### Records from a dataset
•••••

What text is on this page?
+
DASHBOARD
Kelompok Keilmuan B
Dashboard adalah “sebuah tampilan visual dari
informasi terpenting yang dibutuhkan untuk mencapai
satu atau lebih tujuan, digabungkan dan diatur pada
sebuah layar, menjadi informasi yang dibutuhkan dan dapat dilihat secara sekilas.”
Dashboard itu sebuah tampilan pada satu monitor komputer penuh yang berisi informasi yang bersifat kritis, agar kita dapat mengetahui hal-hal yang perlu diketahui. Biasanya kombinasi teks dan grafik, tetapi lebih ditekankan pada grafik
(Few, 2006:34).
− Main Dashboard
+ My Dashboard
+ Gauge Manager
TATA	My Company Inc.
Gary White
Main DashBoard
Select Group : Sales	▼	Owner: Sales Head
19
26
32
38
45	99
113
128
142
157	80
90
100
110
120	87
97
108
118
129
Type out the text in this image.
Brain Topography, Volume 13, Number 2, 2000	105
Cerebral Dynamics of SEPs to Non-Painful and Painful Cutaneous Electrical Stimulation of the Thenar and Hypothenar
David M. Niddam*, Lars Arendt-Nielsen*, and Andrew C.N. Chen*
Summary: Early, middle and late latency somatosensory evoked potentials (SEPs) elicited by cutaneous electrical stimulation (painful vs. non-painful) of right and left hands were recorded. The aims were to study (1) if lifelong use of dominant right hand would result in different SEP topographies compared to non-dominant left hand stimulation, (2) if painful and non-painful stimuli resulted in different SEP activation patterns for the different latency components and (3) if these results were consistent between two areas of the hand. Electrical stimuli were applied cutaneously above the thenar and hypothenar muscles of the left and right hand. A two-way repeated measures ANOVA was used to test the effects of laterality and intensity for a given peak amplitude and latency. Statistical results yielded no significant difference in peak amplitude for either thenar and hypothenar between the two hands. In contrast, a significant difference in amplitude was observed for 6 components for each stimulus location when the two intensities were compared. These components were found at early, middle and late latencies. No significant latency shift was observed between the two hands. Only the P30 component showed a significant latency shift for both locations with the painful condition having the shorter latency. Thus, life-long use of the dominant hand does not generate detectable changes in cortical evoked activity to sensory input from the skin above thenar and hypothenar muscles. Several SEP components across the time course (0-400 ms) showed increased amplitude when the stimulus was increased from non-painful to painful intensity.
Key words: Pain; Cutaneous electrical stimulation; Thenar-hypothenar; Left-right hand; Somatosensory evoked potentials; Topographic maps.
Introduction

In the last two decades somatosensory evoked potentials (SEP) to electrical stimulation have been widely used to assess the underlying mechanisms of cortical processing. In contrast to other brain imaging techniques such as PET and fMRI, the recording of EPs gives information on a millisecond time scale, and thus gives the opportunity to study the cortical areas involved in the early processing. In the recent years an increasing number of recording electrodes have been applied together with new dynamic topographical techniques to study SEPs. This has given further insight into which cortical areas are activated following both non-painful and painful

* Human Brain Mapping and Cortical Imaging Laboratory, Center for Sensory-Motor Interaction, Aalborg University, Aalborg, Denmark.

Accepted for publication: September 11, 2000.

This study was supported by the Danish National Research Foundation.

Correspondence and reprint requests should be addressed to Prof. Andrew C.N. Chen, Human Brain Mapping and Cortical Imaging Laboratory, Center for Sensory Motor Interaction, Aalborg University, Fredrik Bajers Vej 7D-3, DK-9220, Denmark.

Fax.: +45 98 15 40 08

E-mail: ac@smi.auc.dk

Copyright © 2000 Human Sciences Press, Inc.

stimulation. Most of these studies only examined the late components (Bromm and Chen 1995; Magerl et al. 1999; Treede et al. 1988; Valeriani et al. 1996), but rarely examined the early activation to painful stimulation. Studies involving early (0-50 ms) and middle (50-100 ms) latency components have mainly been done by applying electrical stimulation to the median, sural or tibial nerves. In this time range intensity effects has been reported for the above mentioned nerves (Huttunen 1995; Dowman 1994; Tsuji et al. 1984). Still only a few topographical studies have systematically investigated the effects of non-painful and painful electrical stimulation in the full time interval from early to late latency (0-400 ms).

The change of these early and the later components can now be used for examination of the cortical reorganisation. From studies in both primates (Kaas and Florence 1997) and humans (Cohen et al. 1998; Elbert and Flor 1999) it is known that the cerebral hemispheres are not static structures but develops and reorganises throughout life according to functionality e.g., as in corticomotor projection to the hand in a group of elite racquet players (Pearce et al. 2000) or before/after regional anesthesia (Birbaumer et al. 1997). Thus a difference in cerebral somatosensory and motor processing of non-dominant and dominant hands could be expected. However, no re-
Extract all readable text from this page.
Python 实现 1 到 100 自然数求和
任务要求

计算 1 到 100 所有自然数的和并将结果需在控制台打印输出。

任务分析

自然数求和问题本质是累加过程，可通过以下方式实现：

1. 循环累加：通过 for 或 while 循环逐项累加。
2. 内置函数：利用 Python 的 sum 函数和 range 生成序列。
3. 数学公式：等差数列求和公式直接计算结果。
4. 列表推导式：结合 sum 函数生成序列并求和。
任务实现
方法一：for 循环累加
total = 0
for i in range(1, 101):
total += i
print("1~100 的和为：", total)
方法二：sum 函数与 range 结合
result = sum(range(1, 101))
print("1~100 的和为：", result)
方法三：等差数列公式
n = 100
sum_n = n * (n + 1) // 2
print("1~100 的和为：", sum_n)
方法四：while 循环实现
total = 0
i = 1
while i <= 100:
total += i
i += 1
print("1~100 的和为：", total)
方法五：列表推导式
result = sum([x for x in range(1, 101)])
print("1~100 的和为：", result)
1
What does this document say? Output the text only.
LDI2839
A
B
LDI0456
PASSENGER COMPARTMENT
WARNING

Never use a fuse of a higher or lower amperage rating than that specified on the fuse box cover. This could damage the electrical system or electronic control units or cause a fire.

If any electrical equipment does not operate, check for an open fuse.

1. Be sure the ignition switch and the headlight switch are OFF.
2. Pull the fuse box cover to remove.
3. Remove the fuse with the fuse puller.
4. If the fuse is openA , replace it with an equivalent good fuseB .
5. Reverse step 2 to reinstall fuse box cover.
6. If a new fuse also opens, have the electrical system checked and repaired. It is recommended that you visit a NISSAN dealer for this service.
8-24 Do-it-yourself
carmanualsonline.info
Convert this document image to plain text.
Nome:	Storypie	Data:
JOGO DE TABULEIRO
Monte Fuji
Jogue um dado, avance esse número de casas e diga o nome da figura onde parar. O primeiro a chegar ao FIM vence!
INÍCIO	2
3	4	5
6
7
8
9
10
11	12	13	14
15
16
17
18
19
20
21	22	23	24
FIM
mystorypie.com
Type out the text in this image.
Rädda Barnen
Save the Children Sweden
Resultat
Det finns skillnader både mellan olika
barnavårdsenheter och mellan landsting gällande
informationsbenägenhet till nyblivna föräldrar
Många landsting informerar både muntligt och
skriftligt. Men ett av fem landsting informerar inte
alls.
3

•••••

### What you will do
Transcribe the full listing above without leaving anything out.

### Result of the task
What text is on this page?
+
DASHBOARD
Kelompok Keilmuan B
Dashboard adalah “sebuah tampilan visual dari
informasi terpenting yang dibutuhkan untuk mencapai
satu atau lebih tujuan, digabungkan dan diatur pada
sebuah layar, menjadi informasi yang dibutuhkan dan dapat dilihat secara sekilas.”
Dashboard itu sebuah tampilan pada satu monitor komputer penuh yang berisi informasi yang bersifat kritis, agar kita dapat mengetahui hal-hal yang perlu diketahui. Biasanya kombinasi teks dan grafik, tetapi lebih ditekankan pada grafik
(Few, 2006:34).
− Main Dashboard
+ My Dashboard
+ Gauge Manager
TATA	My Company Inc.
Gary White
Main DashBoard
Select Group : Sales	▼	Owner: Sales Head
19
26
32
38
45	99
113
128
142
157	80
90
100
110
120	87
97
108
118
129
Type out the text in this image.
Brain Topography, Volume 13, Number 2, 2000	105
Cerebral Dynamics of SEPs to Non-Painful and Painful Cutaneous Electrical Stimulation of the Thenar and Hypothenar
David M. Niddam*, Lars Arendt-Nielsen*, and Andrew C.N. Chen*
Summary: Early, middle and late latency somatosensory evoked potentials (SEPs) elicited by cutaneous electrical stimulation (painful vs. non-painful) of right and left hands were recorded. The aims were to study (1) if lifelong use of dominant right hand would result in different SEP topographies compared to non-dominant left hand stimulation, (2) if painful and non-painful stimuli resulted in different SEP activation patterns for the different latency components and (3) if these results were consistent between two areas of the hand. Electrical stimuli were applied cutaneously above the thenar and hypothenar muscles of the left and right hand. A two-way repeated measures ANOVA was used to test the effects of laterality and intensity for a given peak amplitude and latency. Statistical results yielded no significant difference in peak amplitude for either thenar and hypothenar between the two hands. In contrast, a significant difference in amplitude was observed for 6 components for each stimulus location when the two intensities were compared. These components were found at early, middle and late latencies. No significant latency shift was observed between the two hands. Only the P30 component showed a significant latency shift for both locations with the painful condition having the shorter latency. Thus, life-long use of the dominant hand does not generate detectable changes in cortical evoked activity to sensory input from the skin above thenar and hypothenar muscles. Several SEP components across the time course (0-400 ms) showed increased amplitude when the stimulus was increased from non-painful to painful intensity.
Key words: Pain; Cutaneous electrical stimulation; Thenar-hypothenar; Left-right hand; Somatosensory evoked potentials; Topographic maps.
Introduction

In the last two decades somatosensory evoked potentials (SEP) to electrical stimulation have been widely used to assess the underlying mechanisms of cortical processing. In contrast to other brain imaging techniques such as PET and fMRI, the recording of EPs gives information on a millisecond time scale, and thus gives the opportunity to study the cortical areas involved in the early processing. In the recent years an increasing number of recording electrodes have been applied together with new dynamic topographical techniques to study SEPs. This has given further insight into which cortical areas are activated following both non-painful and painful

* Human Brain Mapping and Cortical Imaging Laboratory, Center for Sensory-Motor Interaction, Aalborg University, Aalborg, Denmark.

Accepted for publication: September 11, 2000.

This study was supported by the Danish National Research Foundation.

Correspondence and reprint requests should be addressed to Prof. Andrew C.N. Chen, Human Brain Mapping and Cortical Imaging Laboratory, Center for Sensory Motor Interaction, Aalborg University, Fredrik Bajers Vej 7D-3, DK-9220, Denmark.

Fax.: +45 98 15 40 08

E-mail: ac@smi.auc.dk

Copyright © 2000 Human Sciences Press, Inc.

stimulation. Most of these studies only examined the late components (Bromm and Chen 1995; Magerl et al. 1999; Treede et al. 1988; Valeriani et al. 1996), but rarely examined the early activation to painful stimulation. Studies involving early (0-50 ms) and middle (50-100 ms) latency components have mainly been done by applying electrical stimulation to the median, sural or tibial nerves. In this time range intensity effects has been reported for the above mentioned nerves (Huttunen 1995; Dowman 1994; Tsuji et al. 1984). Still only a few topographical studies have systematically investigated the effects of non-painful and painful electrical stimulation in the full time interval from early to late latency (0-400 ms).

The change of these early and the later components can now be used for examination of the cortical reorganisation. From studies in both primates (Kaas and Florence 1997) and humans (Cohen et al. 1998; Elbert and Flor 1999) it is known that the cerebral hemispheres are not static structures but develops and reorganises throughout life according to functionality e.g., as in corticomotor projection to the hand in a group of elite racquet players (Pearce et al. 2000) or before/after regional anesthesia (Birbaumer et al. 1997). Thus a difference in cerebral somatosensory and motor processing of non-dominant and dominant hands could be expected. However, no re-
Extract all readable text from this page.
Python 实现 1 到 100 自然数求和
任务要求

计算 1 到 100 所有自然数的和并将结果需在控制台打印输出。

任务分析

自然数求和问题本质是累加过程，可通过以下方式实现：

1. 循环累加：通过 for 或 while 循环逐项累加。
2. 内置函数：利用 Python 的 sum 函数和 range 生成序列。
3. 数学公式：等差数列求和公式直接计算结果。
4. 列表推导式：结合 sum 函数生成序列并求和。
任务实现
方法一：for 循环累加
total = 0
for i in range(1, 101):
total += i
print("1~100 的和为：", total)
方法二：sum 函数与 range 结合
result = sum(range(1, 101))
print("1~100 的和为：", result)
方法三：等差数列公式
n = 100
sum_n = n * (n + 1) // 2
print("1~100 的和为：", sum_n)
方法四：while 循环实现
total = 0
i = 1
while i <= 100:
total += i
i += 1
print("1~100 的和为：", total)
方法五：列表推导式
result = sum([x for x in range(1, 101)])
print("1~100 的和为：", result)
1
What does this document say? Output the text only.
LDI2839
A
B
LDI0456
PASSENGER COMPARTMENT
WARNING

Never use a fuse of a higher or lower amperage rating than that specified on the fuse box cover. This could damage the electrical system or electronic control units or cause a fire.

If any electrical equipment does not operate, check for an open fuse.

1. Be sure the ignition switch and the headlight switch are OFF.
2. Pull the fuse box cover to remove.
3. Remove the fuse with the fuse puller.
4. If the fuse is openA , replace it with an equivalent good fuseB .
5. Reverse step 2 to reinstall fuse box cover.
6. If a new fuse also opens, have the electrical system checked and repaired. It is recommended that you visit a NISSAN dealer for this service.
8-24 Do-it-yourself
carmanualsonline.info
Convert this document image to plain text.
Nome:	Storypie	Data:
JOGO DE TABULEIRO
Monte Fuji
Jogue um dado, avance esse número de casas e diga o nome da figura onde parar. O primeiro a chegar ao FIM vence!
INÍCIO	2
3	4	5
6
7
8
9
10
11	12	13	14
15
16
17
18
19
20
21	22	23	24
FIM
mystorypie.com
Type out the text in this image.
Rädda Barnen
Save the Children Sweden
Resultat
Det finns skillnader både mellan olika
barnavårdsenheter och mellan landsting gällande
informationsbenägenhet till nyblivna föräldrar
Många landsting informerar både muntligt och
skriftligt. Men ett av fem landsting informerar inte
alls.
3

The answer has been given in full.